--- EXERCISE INPUT ---
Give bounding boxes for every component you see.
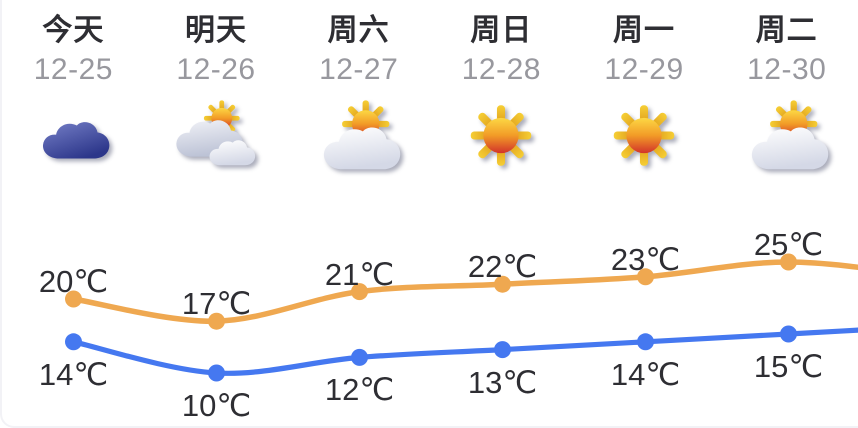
low-temp-label: 14℃ <box>610 356 681 392</box>
high-temp-point <box>65 290 82 308</box>
day-date-label: 12-25 <box>33 53 113 86</box>
temperature-trend-chart: 20℃ 17℃ 21℃ 22℃ 23℃ 25℃ 14℃ 10℃ 12℃ 13℃ 14℃ 15℃ <box>2 198 858 426</box>
day-name-label: 明天 <box>185 14 247 47</box>
high-temp-label: 17℃ <box>181 286 252 322</box>
high-temp-point <box>351 283 368 301</box>
low-temp-point <box>494 341 511 359</box>
day-name-label: 今天 <box>42 14 105 47</box>
day-name-label: 周二 <box>755 14 818 47</box>
overcast-icon <box>2 88 145 184</box>
high-temp-label: 22℃ <box>467 249 538 285</box>
low-temp-label: 10℃ <box>181 388 252 423</box>
high-temp-label: 21℃ <box>324 256 395 292</box>
low-temp-point <box>65 333 82 351</box>
sunny-icon <box>430 88 573 184</box>
low-temp-label: 15℃ <box>753 349 824 384</box>
forecast-day-column[interactable]: 周六 12-27 <box>287 10 430 184</box>
forecast-day-column[interactable]: 周二 12-30 <box>715 10 858 184</box>
forecast-day-column[interactable]: 明天 12-26 <box>145 10 288 184</box>
sun-behind-cloud-icon <box>287 88 430 184</box>
high-temp-point <box>208 312 225 330</box>
low-temp-point <box>208 364 225 382</box>
low-temp-label: 12℃ <box>324 372 395 408</box>
low-temp-label: 13℃ <box>467 364 538 400</box>
sunny-icon <box>573 88 716 184</box>
low-temp-line <box>70 327 858 376</box>
high-temp-point <box>780 253 797 271</box>
low-temp-point <box>780 325 797 343</box>
day-name-label: 周六 <box>327 14 390 47</box>
day-name-label: 周一 <box>613 14 676 47</box>
sun-behind-cloud-icon <box>715 88 858 184</box>
high-temp-label: 25℃ <box>753 227 824 262</box>
low-temp-point <box>351 348 368 366</box>
forecast-day-column[interactable]: 周日 12-28 <box>430 10 573 184</box>
forecast-days-row: 今天 12-25 明天 12-26 周六 12-27 周日 12-28 周一 1… <box>2 0 858 184</box>
sun-behind-two-clouds-icon <box>145 88 288 184</box>
day-date-label: 12-27 <box>319 53 399 86</box>
high-temp-label: 23℃ <box>610 241 681 277</box>
forecast-day-column[interactable]: 今天 12-25 <box>2 10 145 184</box>
day-date-label: 12-26 <box>176 53 256 86</box>
low-temp-point <box>637 333 654 351</box>
high-temp-point <box>494 275 511 293</box>
forecast-day-column[interactable]: 周一 12-29 <box>573 10 716 184</box>
day-name-label: 周日 <box>470 14 533 47</box>
day-date-label: 12-28 <box>461 53 541 86</box>
high-temp-label: 20℃ <box>38 264 109 299</box>
high-temp-point <box>637 268 654 286</box>
low-temp-label: 14℃ <box>38 356 109 392</box>
day-date-label: 12-29 <box>604 53 684 86</box>
day-date-label: 12-30 <box>747 53 827 86</box>
temperature-lines-svg <box>65 253 858 382</box>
---
* **STATED PROBLEM**:
Copy every line of the items above verbatim, leaving out the pictures.

* **OUTPUT OF THE EXERCISE**:
Give bounding boxes for every component you see.
low-temp-label: 14℃ <box>610 356 681 392</box>
high-temp-point <box>65 290 82 308</box>
day-date-label: 12-25 <box>33 53 113 86</box>
temperature-trend-chart: 20℃ 17℃ 21℃ 22℃ 23℃ 25℃ 14℃ 10℃ 12℃ 13℃ 14℃ 15℃ <box>2 198 858 426</box>
day-name-label: 明天 <box>185 14 247 47</box>
high-temp-label: 17℃ <box>181 286 252 322</box>
high-temp-point <box>351 283 368 301</box>
low-temp-point <box>494 341 511 359</box>
day-name-label: 今天 <box>42 14 105 47</box>
day-name-label: 周二 <box>755 14 818 47</box>
overcast-icon <box>2 88 145 184</box>
high-temp-label: 22℃ <box>467 249 538 285</box>
low-temp-label: 10℃ <box>181 388 252 423</box>
high-temp-label: 21℃ <box>324 256 395 292</box>
low-temp-point <box>65 333 82 351</box>
sunny-icon <box>430 88 573 184</box>
low-temp-label: 15℃ <box>753 349 824 384</box>
forecast-day-column[interactable]: 周六 12-27 <box>287 10 430 184</box>
forecast-day-column[interactable]: 周二 12-30 <box>715 10 858 184</box>
forecast-day-column[interactable]: 明天 12-26 <box>145 10 288 184</box>
sun-behind-cloud-icon <box>287 88 430 184</box>
high-temp-point <box>208 312 225 330</box>
low-temp-point <box>208 364 225 382</box>
low-temp-label: 12℃ <box>324 372 395 408</box>
low-temp-label: 13℃ <box>467 364 538 400</box>
sunny-icon <box>573 88 716 184</box>
low-temp-line <box>70 327 858 376</box>
high-temp-point <box>780 253 797 271</box>
low-temp-point <box>780 325 797 343</box>
day-name-label: 周六 <box>327 14 390 47</box>
day-name-label: 周一 <box>613 14 676 47</box>
sun-behind-cloud-icon <box>715 88 858 184</box>
high-temp-label: 25℃ <box>753 227 824 262</box>
low-temp-point <box>351 348 368 366</box>
forecast-day-column[interactable]: 周日 12-28 <box>430 10 573 184</box>
forecast-days-row: 今天 12-25 明天 12-26 周六 12-27 周日 12-28 周一 1… <box>2 0 858 184</box>
sun-behind-two-clouds-icon <box>145 88 288 184</box>
day-date-label: 12-27 <box>319 53 399 86</box>
high-temp-label: 23℃ <box>610 241 681 277</box>
forecast-day-column[interactable]: 今天 12-25 <box>2 10 145 184</box>
day-date-label: 12-26 <box>176 53 256 86</box>
low-temp-point <box>637 333 654 351</box>
high-temp-point <box>494 275 511 293</box>
forecast-day-column[interactable]: 周一 12-29 <box>573 10 716 184</box>
day-name-label: 周日 <box>470 14 533 47</box>
day-date-label: 12-28 <box>461 53 541 86</box>
high-temp-label: 20℃ <box>38 264 109 299</box>
high-temp-point <box>637 268 654 286</box>
low-temp-label: 14℃ <box>38 356 109 392</box>
day-date-label: 12-29 <box>604 53 684 86</box>
day-date-label: 12-30 <box>747 53 827 86</box>
temperature-lines-svg <box>65 253 858 382</box>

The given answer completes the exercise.